**Stated task**
Your answer should be a single number: the count of lines containing "date".
_ _ _
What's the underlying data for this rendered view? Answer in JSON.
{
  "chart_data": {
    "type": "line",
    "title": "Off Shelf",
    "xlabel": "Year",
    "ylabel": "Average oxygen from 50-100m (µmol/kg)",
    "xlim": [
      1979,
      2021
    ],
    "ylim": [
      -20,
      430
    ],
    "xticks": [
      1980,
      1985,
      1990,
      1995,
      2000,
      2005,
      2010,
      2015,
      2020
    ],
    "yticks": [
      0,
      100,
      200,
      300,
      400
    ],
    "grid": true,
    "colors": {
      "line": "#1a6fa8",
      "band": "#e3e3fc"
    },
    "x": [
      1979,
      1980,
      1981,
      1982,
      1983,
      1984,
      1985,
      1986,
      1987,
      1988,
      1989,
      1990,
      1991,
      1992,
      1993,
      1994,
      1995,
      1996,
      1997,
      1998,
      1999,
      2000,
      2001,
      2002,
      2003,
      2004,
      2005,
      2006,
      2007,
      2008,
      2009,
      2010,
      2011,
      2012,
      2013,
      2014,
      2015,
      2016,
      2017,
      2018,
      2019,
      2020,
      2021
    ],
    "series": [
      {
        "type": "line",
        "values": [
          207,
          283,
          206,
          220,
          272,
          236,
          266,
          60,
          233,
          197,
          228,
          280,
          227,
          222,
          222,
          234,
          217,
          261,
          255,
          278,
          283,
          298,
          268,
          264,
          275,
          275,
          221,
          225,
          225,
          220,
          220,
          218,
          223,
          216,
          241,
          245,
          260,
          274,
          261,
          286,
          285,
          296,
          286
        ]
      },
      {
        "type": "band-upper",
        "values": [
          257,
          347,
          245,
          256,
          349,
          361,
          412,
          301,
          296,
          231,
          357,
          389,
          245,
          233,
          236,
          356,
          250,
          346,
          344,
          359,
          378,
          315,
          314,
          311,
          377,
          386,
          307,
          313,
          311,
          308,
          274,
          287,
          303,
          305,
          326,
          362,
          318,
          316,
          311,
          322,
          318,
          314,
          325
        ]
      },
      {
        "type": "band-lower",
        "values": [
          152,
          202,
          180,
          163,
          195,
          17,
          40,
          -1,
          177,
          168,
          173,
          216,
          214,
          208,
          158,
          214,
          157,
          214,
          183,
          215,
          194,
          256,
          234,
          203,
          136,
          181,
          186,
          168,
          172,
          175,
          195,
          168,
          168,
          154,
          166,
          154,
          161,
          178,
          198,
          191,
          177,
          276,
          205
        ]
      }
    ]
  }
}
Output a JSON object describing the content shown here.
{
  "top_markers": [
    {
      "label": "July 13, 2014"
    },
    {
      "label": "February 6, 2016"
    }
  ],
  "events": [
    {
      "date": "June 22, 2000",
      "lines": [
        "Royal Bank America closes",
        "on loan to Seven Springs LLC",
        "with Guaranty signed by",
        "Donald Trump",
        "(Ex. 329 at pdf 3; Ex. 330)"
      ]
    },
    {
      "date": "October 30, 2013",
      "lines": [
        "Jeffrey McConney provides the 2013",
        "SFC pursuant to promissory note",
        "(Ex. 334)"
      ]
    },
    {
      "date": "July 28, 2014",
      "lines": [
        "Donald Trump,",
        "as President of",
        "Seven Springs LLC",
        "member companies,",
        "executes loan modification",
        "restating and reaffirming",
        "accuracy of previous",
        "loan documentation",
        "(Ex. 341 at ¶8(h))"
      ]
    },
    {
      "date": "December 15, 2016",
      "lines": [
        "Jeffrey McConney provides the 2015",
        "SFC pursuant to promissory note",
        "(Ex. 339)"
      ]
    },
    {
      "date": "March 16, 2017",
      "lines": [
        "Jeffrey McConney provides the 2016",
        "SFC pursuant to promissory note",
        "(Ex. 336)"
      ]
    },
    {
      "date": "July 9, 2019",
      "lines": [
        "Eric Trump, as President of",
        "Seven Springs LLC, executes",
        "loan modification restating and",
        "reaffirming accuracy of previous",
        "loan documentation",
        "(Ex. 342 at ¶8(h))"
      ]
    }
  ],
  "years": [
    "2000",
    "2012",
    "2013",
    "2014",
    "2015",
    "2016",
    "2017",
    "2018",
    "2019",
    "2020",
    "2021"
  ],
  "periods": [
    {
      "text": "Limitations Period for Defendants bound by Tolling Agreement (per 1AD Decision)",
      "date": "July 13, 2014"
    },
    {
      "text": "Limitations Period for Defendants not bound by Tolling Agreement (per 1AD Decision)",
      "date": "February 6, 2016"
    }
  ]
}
_ _ _
**The answer**
8